» Task:
Could you render the lines as a numbered list, starting at the line that contains "Bar xyxy=(214,280,293,291)" and stopping after the line that contains "Bar xyxy=(103,296,293,308)", with no blank lines?

--------------------

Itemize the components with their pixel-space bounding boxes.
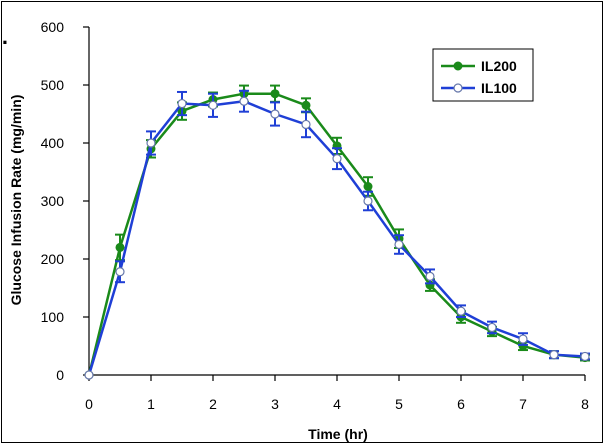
data-point	[146, 138, 156, 148]
x-tick-label: 4	[333, 396, 341, 412]
data-point	[487, 322, 497, 333]
data-point	[518, 334, 528, 344]
x-tick-label: 3	[271, 396, 279, 412]
series-line	[87, 92, 586, 376]
panel-label: B.	[2, 24, 8, 49]
x-tick-label: 0	[85, 396, 93, 412]
x-tick-label: 2	[209, 396, 217, 412]
data-point	[363, 196, 373, 206]
data-point	[332, 154, 342, 164]
y-tick-label: 300	[41, 193, 65, 209]
legend-marker-il100	[453, 83, 463, 93]
data-point	[301, 100, 311, 110]
x-tick-label: 8	[581, 396, 589, 412]
data-point	[456, 306, 466, 316]
series-layer	[84, 84, 590, 380]
data-point	[549, 350, 559, 360]
legend-box	[432, 48, 534, 102]
data-point	[301, 119, 311, 130]
x-tick-label: 6	[457, 396, 465, 412]
data-point	[115, 267, 125, 277]
x-axis-title: Time (hr)	[308, 426, 368, 442]
data-point	[115, 242, 125, 252]
data-point	[425, 271, 435, 281]
legend: IL200 IL100	[432, 48, 534, 102]
data-point	[239, 96, 249, 106]
y-tick-label: 100	[41, 309, 65, 325]
y-tick-label: 200	[41, 251, 65, 267]
x-tick-label: 1	[147, 396, 155, 412]
data-point	[363, 182, 373, 191]
y-axis-ticks: 0 100 200 300 400 500 600	[41, 19, 89, 383]
legend-marker-il200	[453, 61, 463, 71]
data-point	[84, 370, 94, 380]
y-axis-title: Glucose Infusion Rate (mg/min)	[8, 95, 24, 306]
data-point	[580, 351, 590, 362]
data-point	[394, 239, 404, 250]
legend-label-il100: IL100	[481, 80, 517, 96]
data-point	[270, 109, 280, 119]
data-point	[177, 98, 187, 109]
y-tick-label: 500	[41, 77, 65, 93]
y-tick-label: 400	[41, 135, 65, 151]
data-point	[208, 100, 218, 110]
legend-label-il200: IL200	[481, 58, 517, 74]
x-tick-label: 7	[519, 396, 527, 412]
series-il100	[84, 89, 590, 380]
data-point	[270, 89, 280, 99]
y-tick-label: 0	[56, 367, 64, 383]
y-tick-label: 600	[41, 19, 65, 35]
x-axis-ticks: 0 1 2 3 4 5 6 7 8	[85, 375, 589, 412]
x-tick-label: 5	[395, 396, 403, 412]
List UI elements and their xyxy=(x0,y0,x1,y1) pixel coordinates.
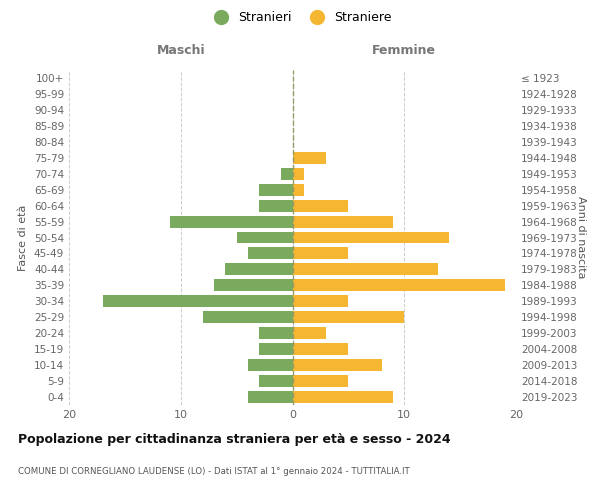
Bar xyxy=(214,280,293,291)
Bar xyxy=(293,343,349,355)
Bar xyxy=(248,359,293,371)
Bar xyxy=(293,168,304,179)
Bar xyxy=(259,184,293,196)
Bar xyxy=(293,391,393,403)
Y-axis label: Anni di nascita: Anni di nascita xyxy=(576,196,586,279)
Bar xyxy=(281,168,293,179)
Legend: Stranieri, Straniere: Stranieri, Straniere xyxy=(203,6,397,29)
Y-axis label: Fasce di età: Fasce di età xyxy=(19,204,28,270)
Bar xyxy=(293,264,438,276)
Bar xyxy=(293,359,382,371)
Bar xyxy=(103,296,293,308)
Bar xyxy=(236,232,293,243)
Bar xyxy=(293,184,304,196)
Bar xyxy=(203,312,293,323)
Bar xyxy=(293,296,349,308)
Bar xyxy=(293,248,349,260)
Bar xyxy=(293,232,449,243)
Bar xyxy=(259,343,293,355)
Bar xyxy=(170,216,293,228)
Bar xyxy=(259,327,293,339)
Bar xyxy=(293,327,326,339)
Bar xyxy=(259,375,293,387)
Text: Maschi: Maschi xyxy=(157,44,205,57)
Bar xyxy=(293,152,326,164)
Bar xyxy=(226,264,293,276)
Bar xyxy=(293,375,349,387)
Text: COMUNE DI CORNEGLIANO LAUDENSE (LO) - Dati ISTAT al 1° gennaio 2024 - TUTTITALIA: COMUNE DI CORNEGLIANO LAUDENSE (LO) - Da… xyxy=(18,468,410,476)
Text: Femmine: Femmine xyxy=(372,44,436,57)
Bar xyxy=(248,248,293,260)
Bar xyxy=(293,312,404,323)
Text: Popolazione per cittadinanza straniera per età e sesso - 2024: Popolazione per cittadinanza straniera p… xyxy=(18,432,451,446)
Bar xyxy=(293,280,505,291)
Bar xyxy=(259,200,293,211)
Bar xyxy=(248,391,293,403)
Bar xyxy=(293,200,349,211)
Bar xyxy=(293,216,393,228)
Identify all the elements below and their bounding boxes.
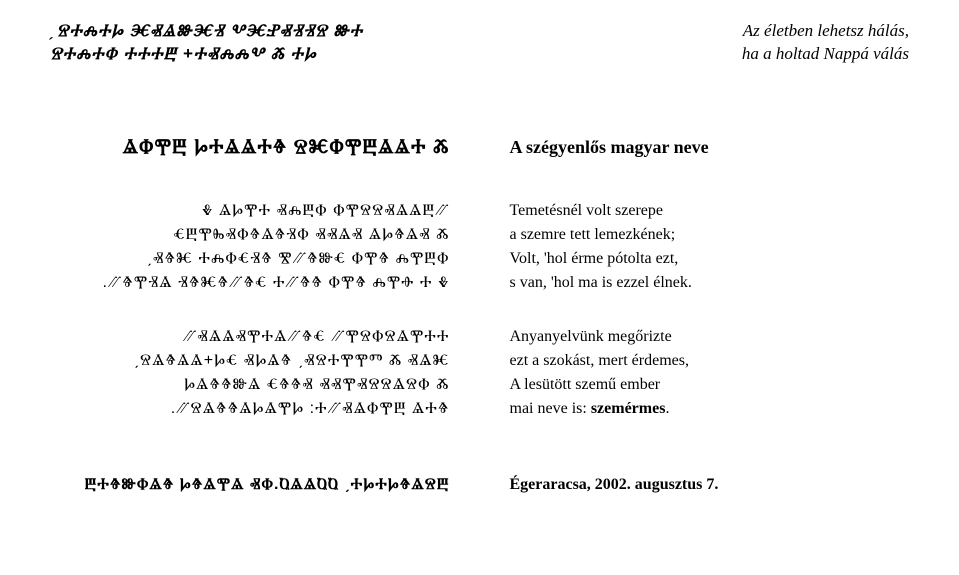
footer-latin: Égeraracsa, 2002. augusztus 7. <box>510 476 910 494</box>
stanza-1-rovás: Ⰷ ⰡⰘⰉⰀ ⰟⰎⰁⰗ ⰗⰉⰔⰔⰟⰡⰡⰁ⳼ ⰤⰁⰉⰈⰟⰗⰦⰡⰦⰠⰗ ⰟⰟⰡⰟ Ⱑ… <box>50 199 510 295</box>
stanza-line: a szemre tett lemezkének; <box>510 223 910 247</box>
title-rovás: ⰡⰗⰉⰁ ⰘⰀⰡⰡⰀⰦ ⰔⰨⰗⰉⰁⰡⰡⰀ Ⰶ <box>50 136 510 159</box>
stanza-1: Ⰷ ⰡⰘⰉⰀ ⰟⰎⰁⰗ ⰗⰉⰔⰔⰟⰡⰡⰁ⳼ ⰤⰁⰉⰈⰟⰗⰦⰡⰦⰠⰗ ⰟⰟⰡⰟ Ⱑ… <box>50 199 909 295</box>
stanza-line: mai neve is: szemérmes. <box>510 397 910 421</box>
stanza-line: .⳼ⰦⰉⰠⰡ ⰠⰦⰨⰦ⳼ⰦⰤ Ⰰ⳼ⰦⰦ ⰗⰉⰦ ⰎⰉⰪ Ⰰ Ⰷ <box>50 271 450 295</box>
stanza-line: s van, 'hol ma is ezzel élnek. <box>510 271 910 295</box>
stanza-line: ⳼ⰟⰡⰡⰟⰉⰀⰡ⳼ⰦⰤ ⳼ⰉⰔⰗⰔⰡⰉⰀⰀ <box>50 325 450 349</box>
stanza-line: ˏⰔⰡⰦⰡⰡ+ⰘⰤ ⰟⰘⰡⰦ ˏⰟⰔⰀⰉⰉⰕ Ⰶ ⰟⰡⰨ <box>50 349 450 373</box>
stanza-2-latin: Anyanyelvünk megőrizte ezt a szokást, me… <box>510 325 910 421</box>
motto-latin-line1: Az életben lehetsz hálás, <box>742 20 909 43</box>
stanza-line: ˏⰟⰦⰨ ⰀⰎⰗⰤⰠⰦ Ⰺ⳼ⰦⰖⰤ ⰗⰉⰦ ⰎⰉⰁⰗ <box>50 247 450 271</box>
stanza-line: .⳼ⰔⰡⰦⰦⰡⰘⰡⰉⰘ :Ⰰ⳼ⰟⰡⰗⰉⰁ ⰡⰀⰦ <box>50 397 450 421</box>
motto-latin: Az életben lehetsz hálás, ha a holtad Na… <box>742 20 909 66</box>
footer-rovás: ⰁⰀⰦⰖⰗⰡⰦ ⰘⰦⰡⰉⰡ ⰟⰗ.ⰢⰡⰡⰢⰢ ˏⰀⰘⰀⰘⰦⰡⰔⰁ <box>50 476 510 494</box>
stanza-line: Ⰷ ⰡⰘⰉⰀ ⰟⰎⰁⰗ ⰗⰉⰔⰔⰟⰡⰡⰁ⳼ <box>50 199 450 223</box>
stanza-line: ⰤⰁⰉⰈⰟⰗⰦⰡⰦⰠⰗ ⰟⰟⰡⰟ ⰡⰘⰦⰡⰟ Ⰶ <box>50 223 450 247</box>
stanza-line: A lesütött szemű ember <box>510 373 910 397</box>
title-row: ⰡⰗⰉⰁ ⰘⰀⰡⰡⰀⰦ ⰔⰨⰗⰉⰁⰡⰡⰀ Ⰶ A szégyenlős magy… <box>50 136 909 159</box>
stanza-line: ⰘⰡⰦⰦⰖⰡ ⰤⰦⰦⰟ ⰟⰟⰉⰟⰔⰔⰡⰔⰗ Ⰶ <box>50 373 450 397</box>
motto-rovás-line1: ˏⰔⰀⰎⰀⰘ ⰧⰟⰡⰖⰧⰠ ⰂⰧⰐⰟⰠⰠⰔ ⰖⰀ <box>50 20 363 43</box>
title-latin: A szégyenlős magyar neve <box>510 137 910 158</box>
motto-rovás-line2: ⰔⰀⰎⰀⰗ ⰀⰀⰀⰁ +ⰀⰟⰎⰎⰂ Ⰶ ⰀⰘ <box>50 43 363 66</box>
stanza-2: ⳼ⰟⰡⰡⰟⰉⰀⰡ⳼ⰦⰤ ⳼ⰉⰔⰗⰔⰡⰉⰀⰀ ˏⰔⰡⰦⰡⰡ+ⰘⰤ ⰟⰘⰡⰦ ˏⰟⰔ… <box>50 325 909 421</box>
footer-row: ⰁⰀⰦⰖⰗⰡⰦ ⰘⰦⰡⰉⰡ ⰟⰗ.ⰢⰡⰡⰢⰢ ˏⰀⰘⰀⰘⰦⰡⰔⰁ Égerara… <box>50 476 909 494</box>
stanza-line: Temetésnél volt szerepe <box>510 199 910 223</box>
stanza-line: Anyanyelvünk megőrizte <box>510 325 910 349</box>
stanza-2-rovás: ⳼ⰟⰡⰡⰟⰉⰀⰡ⳼ⰦⰤ ⳼ⰉⰔⰗⰔⰡⰉⰀⰀ ˏⰔⰡⰦⰡⰡ+ⰘⰤ ⰟⰘⰡⰦ ˏⰟⰔ… <box>50 325 510 421</box>
stanza-line: ezt a szokást, mert érdemes, <box>510 349 910 373</box>
stanza-line-bold: szemérmes <box>591 400 666 417</box>
stanza-line: Volt, 'hol érme pótolta ezt, <box>510 247 910 271</box>
stanza-line-prefix: mai neve is: <box>510 400 591 417</box>
motto-latin-line2: ha a holtad Nappá válás <box>742 43 909 66</box>
stanza-1-latin: Temetésnél volt szerepe a szemre tett le… <box>510 199 910 295</box>
motto-rovás: ˏⰔⰀⰎⰀⰘ ⰧⰟⰡⰖⰧⰠ ⰂⰧⰐⰟⰠⰠⰔ ⰖⰀ ⰔⰀⰎⰀⰗ ⰀⰀⰀⰁ +ⰀⰟⰎ… <box>50 20 363 66</box>
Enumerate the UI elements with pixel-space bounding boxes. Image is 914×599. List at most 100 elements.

--------------------

» Solution:
1. Bar xyxy=(214,280,293,291)
2. Bar xyxy=(293,343,349,355)
3. Bar xyxy=(248,359,293,371)
4. Bar xyxy=(293,168,304,179)
5. Bar xyxy=(259,184,293,196)
6. Bar xyxy=(293,391,393,403)
7. Y-axis label: Anni di nascita: Anni di nascita xyxy=(576,196,586,279)
8. Bar xyxy=(281,168,293,179)
9. Legend: Stranieri, Straniere: Stranieri, Straniere xyxy=(203,6,397,29)
10. Y-axis label: Fasce di età: Fasce di età xyxy=(19,204,28,270)
11. Bar xyxy=(293,264,438,276)
12. Bar xyxy=(293,359,382,371)
13. Bar xyxy=(103,296,293,308)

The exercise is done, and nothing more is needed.